**Task requirements**
Restate the entire listing word for word.

**Records**
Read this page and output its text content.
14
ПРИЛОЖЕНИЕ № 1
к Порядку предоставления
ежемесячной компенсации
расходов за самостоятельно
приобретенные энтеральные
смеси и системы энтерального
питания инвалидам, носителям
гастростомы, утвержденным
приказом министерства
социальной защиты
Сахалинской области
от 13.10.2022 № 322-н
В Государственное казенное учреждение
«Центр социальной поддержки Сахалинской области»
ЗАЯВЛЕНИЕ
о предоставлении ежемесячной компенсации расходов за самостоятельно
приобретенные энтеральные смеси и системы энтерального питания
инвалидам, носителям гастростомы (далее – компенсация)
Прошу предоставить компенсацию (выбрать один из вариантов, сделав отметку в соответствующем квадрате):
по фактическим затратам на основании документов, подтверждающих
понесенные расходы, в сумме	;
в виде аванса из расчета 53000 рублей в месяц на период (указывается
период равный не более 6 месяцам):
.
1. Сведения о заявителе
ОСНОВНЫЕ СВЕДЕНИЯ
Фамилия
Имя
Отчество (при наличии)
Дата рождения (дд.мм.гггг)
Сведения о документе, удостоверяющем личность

**Reply**
Read this page and output its text content.
14
ПРИЛОЖЕНИЕ № 1
к Порядку предоставления
ежемесячной компенсации
расходов за самостоятельно
приобретенные энтеральные
смеси и системы энтерального
питания инвалидам, носителям
гастростомы, утвержденным
приказом министерства
социальной защиты
Сахалинской области
от 13.10.2022 № 322-н
В Государственное казенное учреждение
«Центр социальной поддержки Сахалинской области»
ЗАЯВЛЕНИЕ
о предоставлении ежемесячной компенсации расходов за самостоятельно
приобретенные энтеральные смеси и системы энтерального питания
инвалидам, носителям гастростомы (далее – компенсация)
Прошу предоставить компенсацию (выбрать один из вариантов, сделав отметку в соответствующем квадрате):
по фактическим затратам на основании документов, подтверждающих
понесенные расходы, в сумме	;
в виде аванса из расчета 53000 рублей в месяц на период (указывается
период равный не более 6 месяцам):
.
1. Сведения о заявителе
ОСНОВНЫЕ СВЕДЕНИЯ
Фамилия
Имя
Отчество (при наличии)
Дата рождения (дд.мм.гггг)
Сведения о документе, удостоверяющем личность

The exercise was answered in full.